===== Given entries

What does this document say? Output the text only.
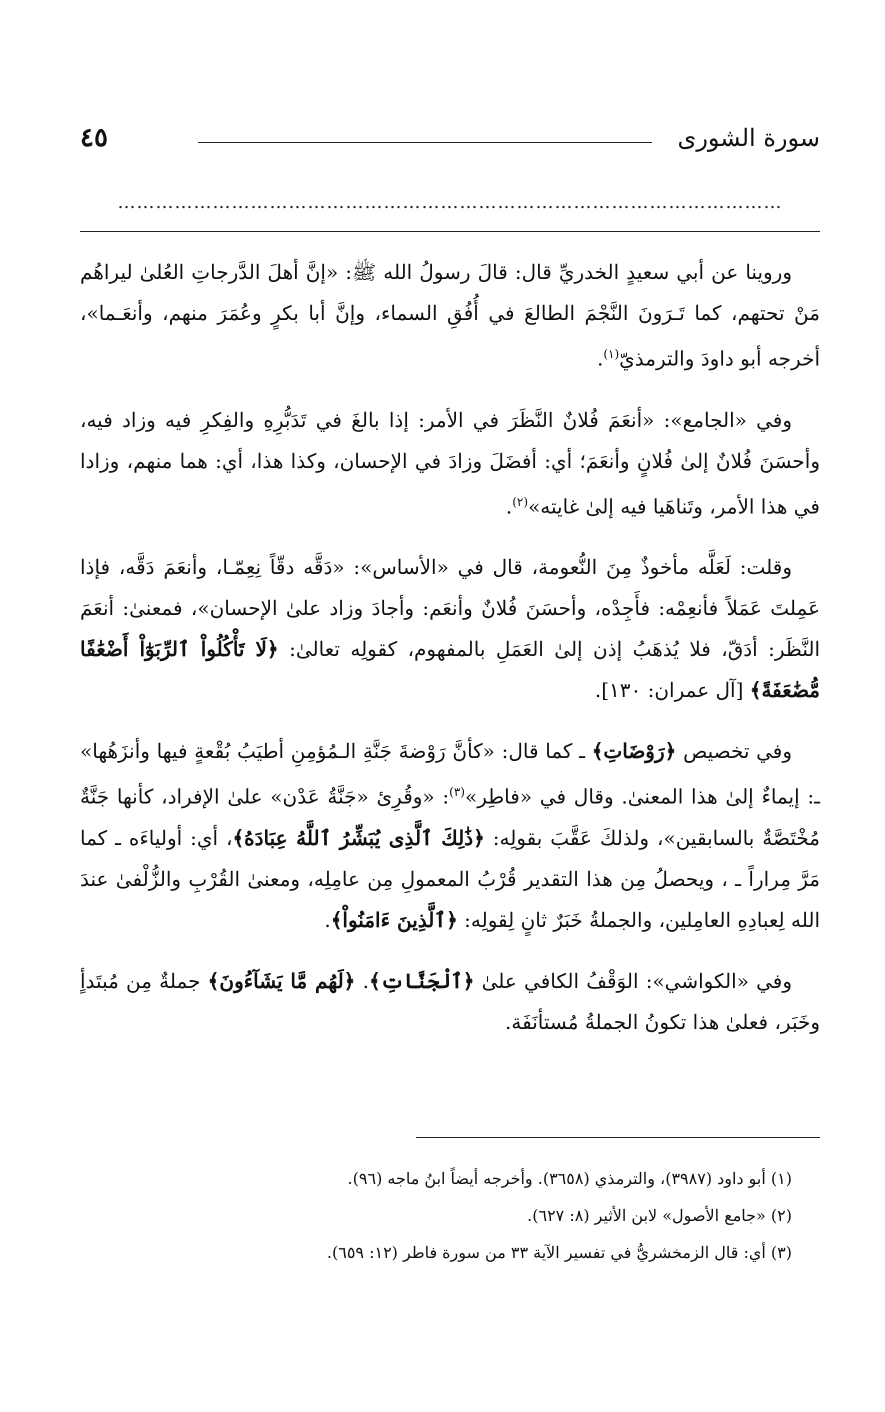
سورة الشورى
٤٥
……………………………………………………………………………………………

وروينا عن أبي سعيدٍ الخدريِّ قال: قالَ رسولُ الله ﷺ: «إنَّ أهلَ الدَّرجاتِ العُلىٰ ليراهُم مَنْ تحتهم، كما تَـرَونَ النَّجْمَ الطالعَ في أُفُقِ السماء، وإنَّ أبا بكرٍ وعُمَرَ منهم، وأنعَـما»، أخرجه أبو داودَ والترمذيّ$^{(١)}$.

وفي «الجامع»: «أنعَمَ فُلانٌ النَّظَرَ في الأمر: إذا بالغَ في تَدَبُّرِهِ والفِكرِ فيه وزاد فيه، وأحسَنَ فُلانٌ إلىٰ فُلانٍ وأنعَمَ؛ أي: أفضَلَ وزادَ في الإحسان، وكذا هذا، أي: هما منهم، وزادا في هذا الأمر، وتَناهَيا فيه إلىٰ غايته»$^{(٢)}$.

وقلت: لَعَلَّه مأخوذٌ مِنَ النُّعومة، قال في «الأساس»: «دَقَّه دقّاً نِعِمّـا، وأنعَمَ دَقَّه، فإذا عَمِلتَ عَمَلاً فأنعِمْه: فأَجِدْه، وأحسَنَ فُلانٌ وأنعَم: وأجادَ وزاد علىٰ الإحسان»، فمعنىٰ: أنعَمَ النَّظَر: أدَقّ، فلا يُذهَبُ إذن إلىٰ العَمَلِ بالمفهوم، كقولِه تعالىٰ: ﴿لَا تَأْكُلُواْ ٱلرِّبَوٰٓاْ أَضْعَٰفًا مُّضَٰعَفَةً﴾ [آل عمران: ١٣٠].

وفي تخصيص ﴿رَوْضَاتِ﴾ ـ كما قال: «كأنَّ رَوْضةَ جَنَّةِ الـمُؤمِنِ أطيَبُ بُقْعةٍ فيها وأنزَهُها» ـ: إيماءٌ إلىٰ هذا المعنىٰ. وقال في «فاطِر»$^{(٣)}$: «وقُرِئ «جَنَّةُ عَدْن» علىٰ الإفراد، كأنها جَنَّةٌ مُخْتَصَّةٌ بالسابقين»، ولذلكَ عَقَّبَ بقولِه: ﴿ذَٰلِكَ ٱلَّذِى يُبَشِّرُ ٱللَّهُ عِبَادَهُ﴾، أي: أولياءَه ـ كما مَرَّ مِراراً ـ ، ويحصلُ مِن هذا التقدير قُرْبُ المعمولِ مِن عامِلِه، ومعنىٰ القُرْبِ والزُّلْفىٰ عندَ الله لِعبادِهِ العامِلين، والجملةُ خَبَرٌ ثانٍ لِقولِه: ﴿ٱلَّذِينَ ءَامَنُواْ﴾.

وفي «الكواشي»: الوَقْفُ الكافي علىٰ ﴿ٱلْجَنَّاتِ﴾. ﴿لَهُم مَّا يَشَآءُونَ﴾ جملةٌ مِن مُبتَدأٍ وخَبَر، فعلىٰ هذا تكونُ الجملةُ مُستأنَفَة.

(١) أبو داود (٣٩٨٧)، والترمذي (٣٦٥٨). وأخرجه أيضاً ابنُ ماجه (٩٦).

(٢) «جامع الأصول» لابن الأثير (٨: ٦٢٧).

(٣) أي: قال الزمخشريُّ في تفسير الآية ٣٣ من سورة فاطر (١٢: ٦٥٩).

==========

Look through the records and gather every line containing "وأحس".

وفي «الجامع»: «أنعَمَ فُلانٌ النَّظَرَ في الأمر: إذا بالغَ في تَدَبُّرِهِ والفِكرِ فيه وزاد فيه، وأحسَنَ فُلانٌ إلىٰ فُلانٍ وأنعَمَ؛ أي: أفضَلَ وزادَ في الإحسان، وكذا هذا، أي: هما منهم، وزادا في هذا الأمر، وتَناهَيا فيه إلىٰ غايته»$^{(٢)}$.
وقلت: لَعَلَّه مأخوذٌ مِنَ النُّعومة، قال في «الأساس»: «دَقَّه دقّاً نِعِمّـا، وأنعَمَ دَقَّه، فإذا عَمِلتَ عَمَلاً فأنعِمْه: فأَجِدْه، وأحسَنَ فُلانٌ وأنعَم: وأجادَ وزاد علىٰ الإحسان»، فمعنىٰ: أنعَمَ النَّظَر: أدَقّ، فلا يُذهَبُ إذن إلىٰ العَمَلِ بالمفهوم، كقولِه تعالىٰ: ﴿لَا تَأْكُلُواْ ٱلرِّبَوٰٓاْ أَضْعَٰفًا مُّضَٰعَفَةً﴾ [آل عمران: ١٣٠].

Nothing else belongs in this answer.